Wherever the word "screenshot" turns up in a line of the entries, copy that line.
*-*-*
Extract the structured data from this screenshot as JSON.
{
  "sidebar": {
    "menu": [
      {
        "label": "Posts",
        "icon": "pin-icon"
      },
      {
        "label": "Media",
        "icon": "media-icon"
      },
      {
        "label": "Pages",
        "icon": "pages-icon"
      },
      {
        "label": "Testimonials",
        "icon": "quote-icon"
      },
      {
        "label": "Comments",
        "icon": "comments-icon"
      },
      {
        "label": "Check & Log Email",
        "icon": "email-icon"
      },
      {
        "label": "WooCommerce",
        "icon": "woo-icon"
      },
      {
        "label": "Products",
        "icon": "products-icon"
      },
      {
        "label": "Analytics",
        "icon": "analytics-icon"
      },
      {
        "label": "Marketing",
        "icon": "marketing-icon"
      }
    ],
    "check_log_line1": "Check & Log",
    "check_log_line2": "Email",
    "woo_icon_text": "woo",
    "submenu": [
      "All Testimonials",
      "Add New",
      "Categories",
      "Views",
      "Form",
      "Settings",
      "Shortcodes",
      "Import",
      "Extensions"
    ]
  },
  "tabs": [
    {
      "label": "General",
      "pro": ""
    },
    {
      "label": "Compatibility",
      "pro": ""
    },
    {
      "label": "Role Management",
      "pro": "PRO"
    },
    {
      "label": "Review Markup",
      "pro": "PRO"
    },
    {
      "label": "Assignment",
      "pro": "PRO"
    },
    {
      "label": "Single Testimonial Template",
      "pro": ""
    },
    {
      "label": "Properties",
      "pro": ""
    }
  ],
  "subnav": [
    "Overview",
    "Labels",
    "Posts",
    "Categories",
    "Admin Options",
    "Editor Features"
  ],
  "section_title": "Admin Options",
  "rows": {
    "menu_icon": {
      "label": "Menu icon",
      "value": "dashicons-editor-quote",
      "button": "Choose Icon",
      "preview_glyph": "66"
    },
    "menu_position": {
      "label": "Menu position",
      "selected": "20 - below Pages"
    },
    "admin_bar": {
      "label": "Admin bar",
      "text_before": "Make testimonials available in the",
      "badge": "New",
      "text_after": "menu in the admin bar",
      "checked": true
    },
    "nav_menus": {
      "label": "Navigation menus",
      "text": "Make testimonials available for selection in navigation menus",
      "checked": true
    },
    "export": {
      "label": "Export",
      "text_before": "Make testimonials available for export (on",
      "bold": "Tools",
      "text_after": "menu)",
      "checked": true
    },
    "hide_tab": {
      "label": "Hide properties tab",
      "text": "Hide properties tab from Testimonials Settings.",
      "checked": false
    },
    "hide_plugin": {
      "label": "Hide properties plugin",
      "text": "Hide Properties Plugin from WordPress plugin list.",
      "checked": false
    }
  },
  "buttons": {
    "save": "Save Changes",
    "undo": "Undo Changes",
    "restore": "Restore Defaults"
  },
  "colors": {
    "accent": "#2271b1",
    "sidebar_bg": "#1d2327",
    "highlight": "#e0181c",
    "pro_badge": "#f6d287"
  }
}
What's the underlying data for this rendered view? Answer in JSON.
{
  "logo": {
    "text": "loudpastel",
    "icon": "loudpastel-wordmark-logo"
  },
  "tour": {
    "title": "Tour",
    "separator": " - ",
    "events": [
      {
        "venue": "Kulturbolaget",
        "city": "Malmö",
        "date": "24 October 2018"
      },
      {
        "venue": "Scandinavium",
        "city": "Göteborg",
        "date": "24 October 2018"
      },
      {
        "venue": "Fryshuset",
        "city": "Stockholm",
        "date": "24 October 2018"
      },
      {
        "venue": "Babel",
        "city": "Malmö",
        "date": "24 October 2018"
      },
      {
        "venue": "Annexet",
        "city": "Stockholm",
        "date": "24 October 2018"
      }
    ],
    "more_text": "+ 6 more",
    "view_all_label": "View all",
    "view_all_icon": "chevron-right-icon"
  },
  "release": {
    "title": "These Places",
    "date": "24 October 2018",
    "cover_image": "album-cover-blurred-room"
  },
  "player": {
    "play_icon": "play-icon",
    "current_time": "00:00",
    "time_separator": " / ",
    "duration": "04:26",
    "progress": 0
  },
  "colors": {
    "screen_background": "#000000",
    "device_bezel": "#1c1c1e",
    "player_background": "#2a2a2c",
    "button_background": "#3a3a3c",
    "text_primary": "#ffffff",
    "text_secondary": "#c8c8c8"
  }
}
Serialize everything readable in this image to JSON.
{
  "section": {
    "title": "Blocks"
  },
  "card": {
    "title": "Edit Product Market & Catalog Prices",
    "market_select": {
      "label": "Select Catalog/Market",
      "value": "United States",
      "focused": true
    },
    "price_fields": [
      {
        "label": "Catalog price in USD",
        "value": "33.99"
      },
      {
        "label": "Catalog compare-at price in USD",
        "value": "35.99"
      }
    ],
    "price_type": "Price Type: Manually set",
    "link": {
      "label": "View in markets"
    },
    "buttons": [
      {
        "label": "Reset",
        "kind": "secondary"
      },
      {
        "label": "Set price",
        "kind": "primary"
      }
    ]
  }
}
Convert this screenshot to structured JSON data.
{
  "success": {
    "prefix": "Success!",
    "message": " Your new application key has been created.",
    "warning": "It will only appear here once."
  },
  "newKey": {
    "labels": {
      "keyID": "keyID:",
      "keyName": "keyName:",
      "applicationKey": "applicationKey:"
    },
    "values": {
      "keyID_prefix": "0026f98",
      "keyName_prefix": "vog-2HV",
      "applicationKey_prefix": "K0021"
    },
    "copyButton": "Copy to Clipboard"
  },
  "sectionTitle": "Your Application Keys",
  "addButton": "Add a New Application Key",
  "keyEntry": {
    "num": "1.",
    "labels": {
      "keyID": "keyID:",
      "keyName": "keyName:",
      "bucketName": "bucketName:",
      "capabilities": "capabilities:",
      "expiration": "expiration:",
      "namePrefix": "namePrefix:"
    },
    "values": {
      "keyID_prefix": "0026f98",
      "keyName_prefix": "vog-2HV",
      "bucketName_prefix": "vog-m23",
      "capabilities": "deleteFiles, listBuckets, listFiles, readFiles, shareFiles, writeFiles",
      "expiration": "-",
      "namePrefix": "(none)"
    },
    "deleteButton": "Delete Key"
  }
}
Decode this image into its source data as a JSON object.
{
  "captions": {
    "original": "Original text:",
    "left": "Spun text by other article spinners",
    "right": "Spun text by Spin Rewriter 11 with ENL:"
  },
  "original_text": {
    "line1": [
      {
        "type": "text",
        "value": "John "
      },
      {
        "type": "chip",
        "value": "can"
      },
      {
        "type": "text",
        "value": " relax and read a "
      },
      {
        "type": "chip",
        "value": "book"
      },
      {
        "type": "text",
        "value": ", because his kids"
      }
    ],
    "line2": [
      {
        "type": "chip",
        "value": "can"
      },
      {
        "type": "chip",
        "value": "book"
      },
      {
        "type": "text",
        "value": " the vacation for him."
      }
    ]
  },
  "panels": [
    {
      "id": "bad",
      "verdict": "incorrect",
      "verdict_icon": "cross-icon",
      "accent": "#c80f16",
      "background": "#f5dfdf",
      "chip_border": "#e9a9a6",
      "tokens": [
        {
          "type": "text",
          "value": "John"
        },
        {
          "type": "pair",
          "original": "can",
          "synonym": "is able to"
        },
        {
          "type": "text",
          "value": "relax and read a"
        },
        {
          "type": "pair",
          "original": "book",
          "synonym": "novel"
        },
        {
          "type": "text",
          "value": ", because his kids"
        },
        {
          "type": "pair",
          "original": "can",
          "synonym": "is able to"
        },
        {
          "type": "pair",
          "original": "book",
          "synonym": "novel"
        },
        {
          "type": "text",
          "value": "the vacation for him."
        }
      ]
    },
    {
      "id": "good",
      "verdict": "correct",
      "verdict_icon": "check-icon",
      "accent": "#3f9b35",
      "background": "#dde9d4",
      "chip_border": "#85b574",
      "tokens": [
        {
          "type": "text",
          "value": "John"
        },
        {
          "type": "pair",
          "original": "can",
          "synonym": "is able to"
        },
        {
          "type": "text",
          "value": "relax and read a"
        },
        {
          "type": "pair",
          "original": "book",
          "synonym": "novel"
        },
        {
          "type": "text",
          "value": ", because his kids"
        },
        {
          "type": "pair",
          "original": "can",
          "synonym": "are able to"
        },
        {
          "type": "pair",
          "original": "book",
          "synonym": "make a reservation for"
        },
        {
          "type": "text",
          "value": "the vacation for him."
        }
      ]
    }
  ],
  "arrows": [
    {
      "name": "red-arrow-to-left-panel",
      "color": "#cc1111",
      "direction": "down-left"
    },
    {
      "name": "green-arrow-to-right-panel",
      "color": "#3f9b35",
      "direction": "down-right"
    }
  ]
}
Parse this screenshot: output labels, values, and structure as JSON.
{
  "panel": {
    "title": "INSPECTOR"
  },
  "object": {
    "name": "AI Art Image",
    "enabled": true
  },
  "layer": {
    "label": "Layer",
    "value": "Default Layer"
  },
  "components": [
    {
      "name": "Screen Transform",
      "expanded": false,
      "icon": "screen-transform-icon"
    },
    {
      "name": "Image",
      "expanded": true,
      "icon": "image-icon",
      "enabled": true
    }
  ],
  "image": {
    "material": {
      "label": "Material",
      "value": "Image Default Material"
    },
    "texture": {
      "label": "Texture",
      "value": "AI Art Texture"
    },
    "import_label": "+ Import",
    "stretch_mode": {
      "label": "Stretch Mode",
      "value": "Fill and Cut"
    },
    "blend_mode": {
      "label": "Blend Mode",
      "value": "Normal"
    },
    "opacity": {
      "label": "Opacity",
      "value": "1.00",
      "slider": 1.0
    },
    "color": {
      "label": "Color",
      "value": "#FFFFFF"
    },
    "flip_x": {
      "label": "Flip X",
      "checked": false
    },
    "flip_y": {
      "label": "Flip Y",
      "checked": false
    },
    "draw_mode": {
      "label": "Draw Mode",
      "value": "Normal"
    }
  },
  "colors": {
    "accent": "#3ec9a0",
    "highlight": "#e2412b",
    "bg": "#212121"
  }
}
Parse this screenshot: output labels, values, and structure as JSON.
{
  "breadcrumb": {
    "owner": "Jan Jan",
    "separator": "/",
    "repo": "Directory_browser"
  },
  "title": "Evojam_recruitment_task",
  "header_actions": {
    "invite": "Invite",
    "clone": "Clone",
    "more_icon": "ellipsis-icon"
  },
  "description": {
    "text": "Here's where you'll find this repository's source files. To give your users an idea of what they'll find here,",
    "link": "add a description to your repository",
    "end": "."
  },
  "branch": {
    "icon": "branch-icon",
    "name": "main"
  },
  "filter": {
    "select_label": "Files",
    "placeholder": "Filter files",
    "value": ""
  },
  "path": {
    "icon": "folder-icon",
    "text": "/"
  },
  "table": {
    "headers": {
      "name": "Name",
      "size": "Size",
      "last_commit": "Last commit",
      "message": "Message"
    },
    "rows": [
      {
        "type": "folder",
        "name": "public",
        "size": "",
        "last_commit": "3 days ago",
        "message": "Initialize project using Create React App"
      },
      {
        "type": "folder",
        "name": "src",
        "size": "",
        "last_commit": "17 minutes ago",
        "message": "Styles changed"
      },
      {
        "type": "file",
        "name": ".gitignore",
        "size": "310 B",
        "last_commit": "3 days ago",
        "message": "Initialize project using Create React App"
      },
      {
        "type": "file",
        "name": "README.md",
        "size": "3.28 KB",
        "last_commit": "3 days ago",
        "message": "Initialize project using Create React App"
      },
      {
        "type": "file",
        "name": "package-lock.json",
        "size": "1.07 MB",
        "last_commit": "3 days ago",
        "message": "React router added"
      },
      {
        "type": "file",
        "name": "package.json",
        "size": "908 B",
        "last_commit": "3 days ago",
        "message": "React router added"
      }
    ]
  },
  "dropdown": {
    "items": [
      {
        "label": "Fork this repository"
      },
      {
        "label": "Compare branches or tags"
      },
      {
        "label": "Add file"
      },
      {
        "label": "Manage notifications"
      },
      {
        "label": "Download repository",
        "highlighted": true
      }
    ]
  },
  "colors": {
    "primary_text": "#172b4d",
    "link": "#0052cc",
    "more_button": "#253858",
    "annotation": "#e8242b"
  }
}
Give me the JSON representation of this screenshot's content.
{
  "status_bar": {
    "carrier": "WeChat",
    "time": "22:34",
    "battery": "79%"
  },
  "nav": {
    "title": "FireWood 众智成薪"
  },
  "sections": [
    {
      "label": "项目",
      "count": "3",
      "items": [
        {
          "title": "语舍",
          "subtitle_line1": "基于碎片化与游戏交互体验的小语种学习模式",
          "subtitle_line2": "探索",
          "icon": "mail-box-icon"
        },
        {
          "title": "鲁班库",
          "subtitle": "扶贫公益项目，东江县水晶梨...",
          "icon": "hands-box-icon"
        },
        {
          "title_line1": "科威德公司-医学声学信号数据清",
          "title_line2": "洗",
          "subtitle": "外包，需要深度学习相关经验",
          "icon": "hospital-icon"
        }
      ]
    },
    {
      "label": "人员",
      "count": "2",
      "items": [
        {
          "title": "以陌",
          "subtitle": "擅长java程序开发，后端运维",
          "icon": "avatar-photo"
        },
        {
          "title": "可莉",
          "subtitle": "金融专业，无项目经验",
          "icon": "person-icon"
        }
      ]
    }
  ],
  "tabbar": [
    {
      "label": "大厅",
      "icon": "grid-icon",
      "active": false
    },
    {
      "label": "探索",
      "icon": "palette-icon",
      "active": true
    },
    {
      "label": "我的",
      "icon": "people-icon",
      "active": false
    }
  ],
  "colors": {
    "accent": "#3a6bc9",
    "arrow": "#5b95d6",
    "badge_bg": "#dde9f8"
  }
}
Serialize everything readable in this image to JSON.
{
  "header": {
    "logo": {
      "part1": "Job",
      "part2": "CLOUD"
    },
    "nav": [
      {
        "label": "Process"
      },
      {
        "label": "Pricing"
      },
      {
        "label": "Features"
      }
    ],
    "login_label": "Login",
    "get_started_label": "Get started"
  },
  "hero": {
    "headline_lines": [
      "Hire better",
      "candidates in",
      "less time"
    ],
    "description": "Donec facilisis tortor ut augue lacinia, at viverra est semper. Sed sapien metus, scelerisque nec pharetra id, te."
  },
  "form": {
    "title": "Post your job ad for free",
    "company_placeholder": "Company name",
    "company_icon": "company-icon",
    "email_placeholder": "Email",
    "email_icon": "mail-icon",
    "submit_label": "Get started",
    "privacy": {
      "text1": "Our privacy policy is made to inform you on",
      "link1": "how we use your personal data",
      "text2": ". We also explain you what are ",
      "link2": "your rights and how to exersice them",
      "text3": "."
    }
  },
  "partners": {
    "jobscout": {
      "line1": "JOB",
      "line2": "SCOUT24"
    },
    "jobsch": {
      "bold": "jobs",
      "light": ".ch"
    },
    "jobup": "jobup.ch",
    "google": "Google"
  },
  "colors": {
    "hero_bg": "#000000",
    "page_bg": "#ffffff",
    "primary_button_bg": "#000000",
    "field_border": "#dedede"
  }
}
*-*-*
• **WRITTEN RESPONSE**
Extract the structured data from this screenshot as JSON.
Convert this screenshot to structured JSON data.
Parse this screenshot: output labels, values, and structure as JSON.
Parse this screenshot: output labels, values, and structure as JSON.
Give me the JSON representation of this screenshot's content.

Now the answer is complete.